--- Start of Listed entries ---

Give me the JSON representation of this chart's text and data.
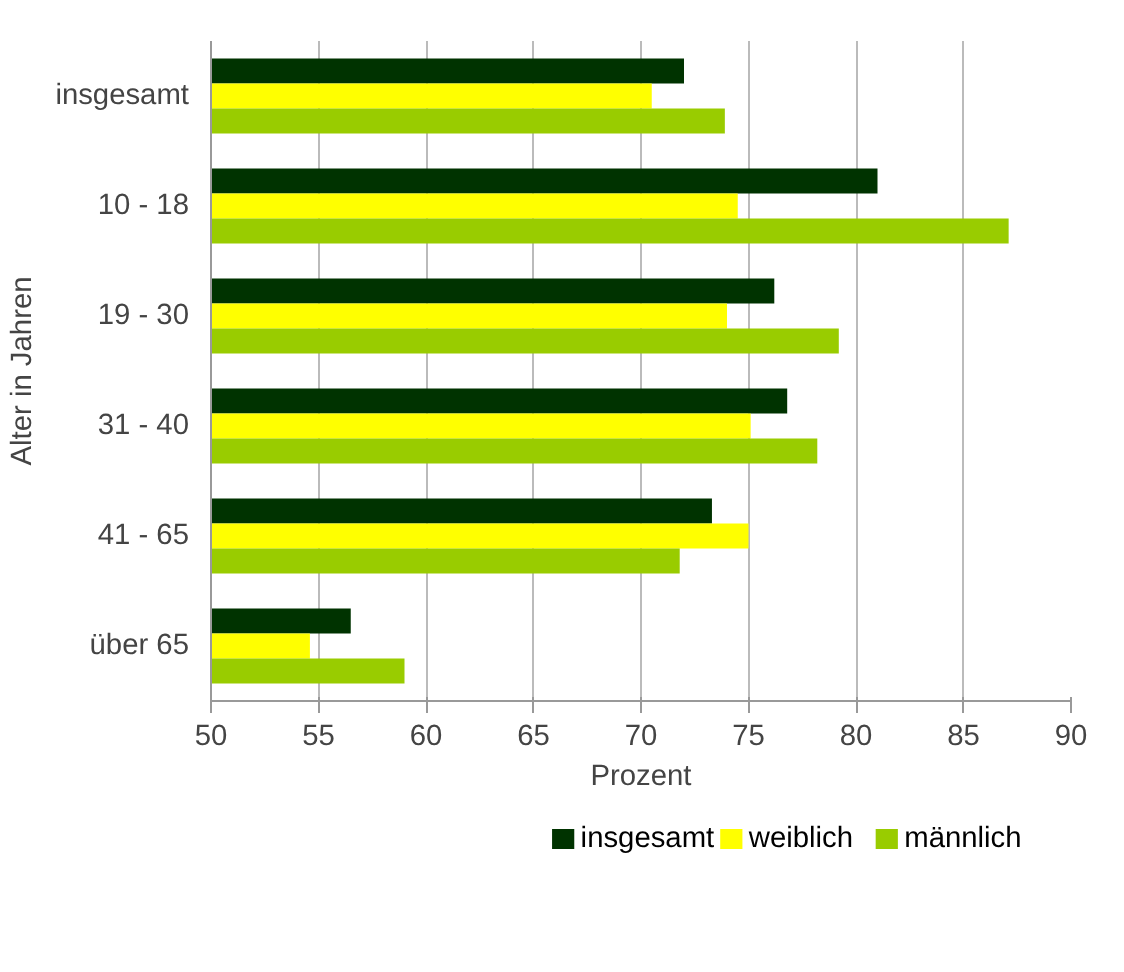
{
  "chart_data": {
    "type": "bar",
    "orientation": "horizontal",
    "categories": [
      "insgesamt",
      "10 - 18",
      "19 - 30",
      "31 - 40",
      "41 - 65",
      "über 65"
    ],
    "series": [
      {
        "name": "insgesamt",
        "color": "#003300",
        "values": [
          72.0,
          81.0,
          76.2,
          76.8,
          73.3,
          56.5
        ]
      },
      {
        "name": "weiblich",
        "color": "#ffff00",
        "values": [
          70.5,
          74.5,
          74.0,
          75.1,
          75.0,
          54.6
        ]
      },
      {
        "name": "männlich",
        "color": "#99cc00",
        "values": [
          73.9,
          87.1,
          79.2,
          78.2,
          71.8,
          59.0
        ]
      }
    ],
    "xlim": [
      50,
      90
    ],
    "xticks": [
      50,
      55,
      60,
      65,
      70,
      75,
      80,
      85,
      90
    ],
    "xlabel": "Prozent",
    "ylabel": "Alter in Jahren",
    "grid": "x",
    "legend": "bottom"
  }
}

--- End of Listed entries ---

* Set task
Each entry should be repeated exactly as it appears; the pictures stay out.

* In response
Give me the JSON representation of this chart's text and data.
{
  "chart_data": {
    "type": "bar",
    "orientation": "horizontal",
    "categories": [
      "insgesamt",
      "10 - 18",
      "19 - 30",
      "31 - 40",
      "41 - 65",
      "über 65"
    ],
    "series": [
      {
        "name": "insgesamt",
        "color": "#003300",
        "values": [
          72.0,
          81.0,
          76.2,
          76.8,
          73.3,
          56.5
        ]
      },
      {
        "name": "weiblich",
        "color": "#ffff00",
        "values": [
          70.5,
          74.5,
          74.0,
          75.1,
          75.0,
          54.6
        ]
      },
      {
        "name": "männlich",
        "color": "#99cc00",
        "values": [
          73.9,
          87.1,
          79.2,
          78.2,
          71.8,
          59.0
        ]
      }
    ],
    "xlim": [
      50,
      90
    ],
    "xticks": [
      50,
      55,
      60,
      65,
      70,
      75,
      80,
      85,
      90
    ],
    "xlabel": "Prozent",
    "ylabel": "Alter in Jahren",
    "grid": "x",
    "legend": "bottom"
  }
}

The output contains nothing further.